READING PASSAGE:
— start —

Note that the raster r
serves as a template raster for the rasterize()
call.
We can use a cross validation to compare our null model that the best interpolation is to set all locations to the statewide mean precipitation.
Cross-validation is a simulation method in which we create a model using a portion of the data, i.e. the training set, and then calculate the discrepancies between the fitted and observed values for the remaining portion of the data, i.e. the testing set.
set.seed(5132015)
kf <- kfold(nrow(dta))
rmse <- rep(NA, 5)
for (k in 1:5) {
test <- dta[kf == k, ]
train <- dta[kf != k, ]
v <- voronoi(train)
p <- extract(v, test)
rmse[k] <- RMSE(test$prec, p$prec)
}
rmse
## [1] 199.0686 187.8069 166.9153 191.0938 238.9696
mean(rmse)
## [1] 196.7708
1 - (mean(rmse) / null)
## [1] 0.5479875
The R-Spatial book asks: > Question 1: Describe what each step in the code chunk above does > > Question 2: How does the proximity-polygon approach compare to the NULL model? > > Question 3: You would not typically use proximty polygons for rainfall data. For what kind of data would you use them?
Remember that we chose RMSE as our model fit criterion.
Here we do nearest neighbor interpolation considering multiple (5) neighbors.
We can use the gstat
package for this. First we fit a model. ~1
means “intercept only”. In the case of spatial data, that would be only ‘x’ and ‘y’ coordinates are used. We set the maximum number of points to 5, and the “inverse distance power” idp
to zero, such that all five neighbors are equally weighted
require(gstat)
gs <- gstat(
formula = prec~1,
locations = dta,
nmax = 5,
set = list(idp = 0))
nn <- interpolate(r, gs)
## [inverse distance weighted interpolation]
nnmsk <- mask(nn, vr)
plot(nnmsk)
NOTE: gstat()
creates an object of class gstat
.
Cross validate the result. Note that we can use the predict
method to get predictions for the locations of the test points.
rmsenn <- rep(NA, 5)
for (k in 1:5) {
test <- dta[kf == k, ]
train <- dta[kf != k, ]
gscv <- gstat(
formula = prec~1,
locations = train,
nmax = 5,
set = list(idp = 0))
p <- predict(gscv, test)$var1.pred
rmsenn[k] <- RMSE(test$prec, p)
}
## [inverse distance weighted interpolation]
## [inverse distance weighted interpolation]
## [inverse distance weighted interpolation]
## [inverse distance weighted interpolation]
## [inverse distance weighted interpolation]
rmsenn
## [1] 200.6222 190.8336 180.3833 169.9658 237.9067
mean(rmsenn)
## [1] 195.9423
1 - (mean(rmsenn) / null)
## [1] 0.5498908
A more commonly used method is “inverse distance weighted” (IDW) interpolation. The only difference with the nearest neighbor approach is that points that are further away get less weight in predicting a value a location.

— end —

PROVIDED DATA:
— start —

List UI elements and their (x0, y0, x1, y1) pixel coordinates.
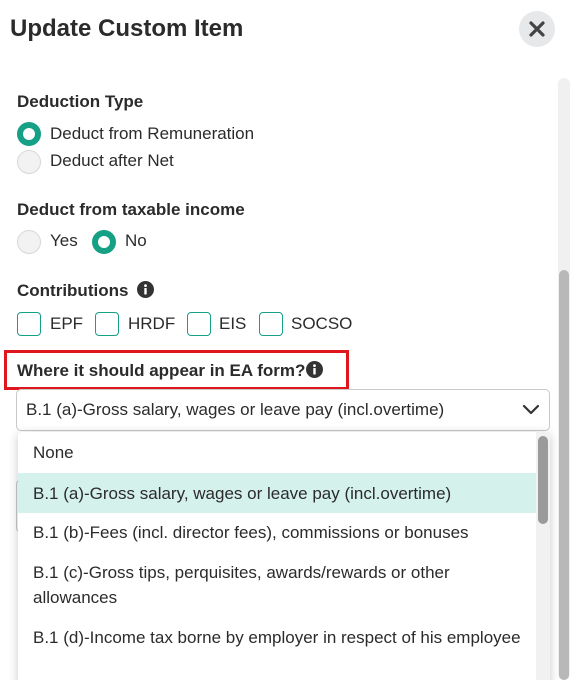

— end —

SET PROBLEM 1: In the interpolation text, rewrite the paragraph beginning "A more commonly used method" as a short list that keeps its main facts.
SET PROBLEM 2: Translate this sentence from the interpolation text into Spanish: "Remember that we chose RMSE as our model fit criterion."
SET PROBLEM 3:
For each statement, say yes or no to whether the interpolation text supports it, and quote the words of the text that decide it.
(a) In the nearest neighbor model, all five neighbors get the same weight.
(b) In cross-validation, the model is built from the testing set.
(c) The maximum number of points in the nearest neighbor model is set to ten.

EXERCISE OUTPUT 1:
- "Inverse distance weighted" (IDW) interpolation is a more commonly used method.
- Its only difference from the nearest neighbor approach is that points further away get less weight when predicting a value at a location.

EXERCISE OUTPUT 2: Recuerda que elegimos el RMSE como nuestro criterio de ajuste del modelo.

EXERCISE OUTPUT 3:
(a) Yes: "such that all five neighbors are equally weighted"
(b) No: "we create a model using a portion of the data, i.e. the training set"
(c) No: "We set the maximum number of points to 5"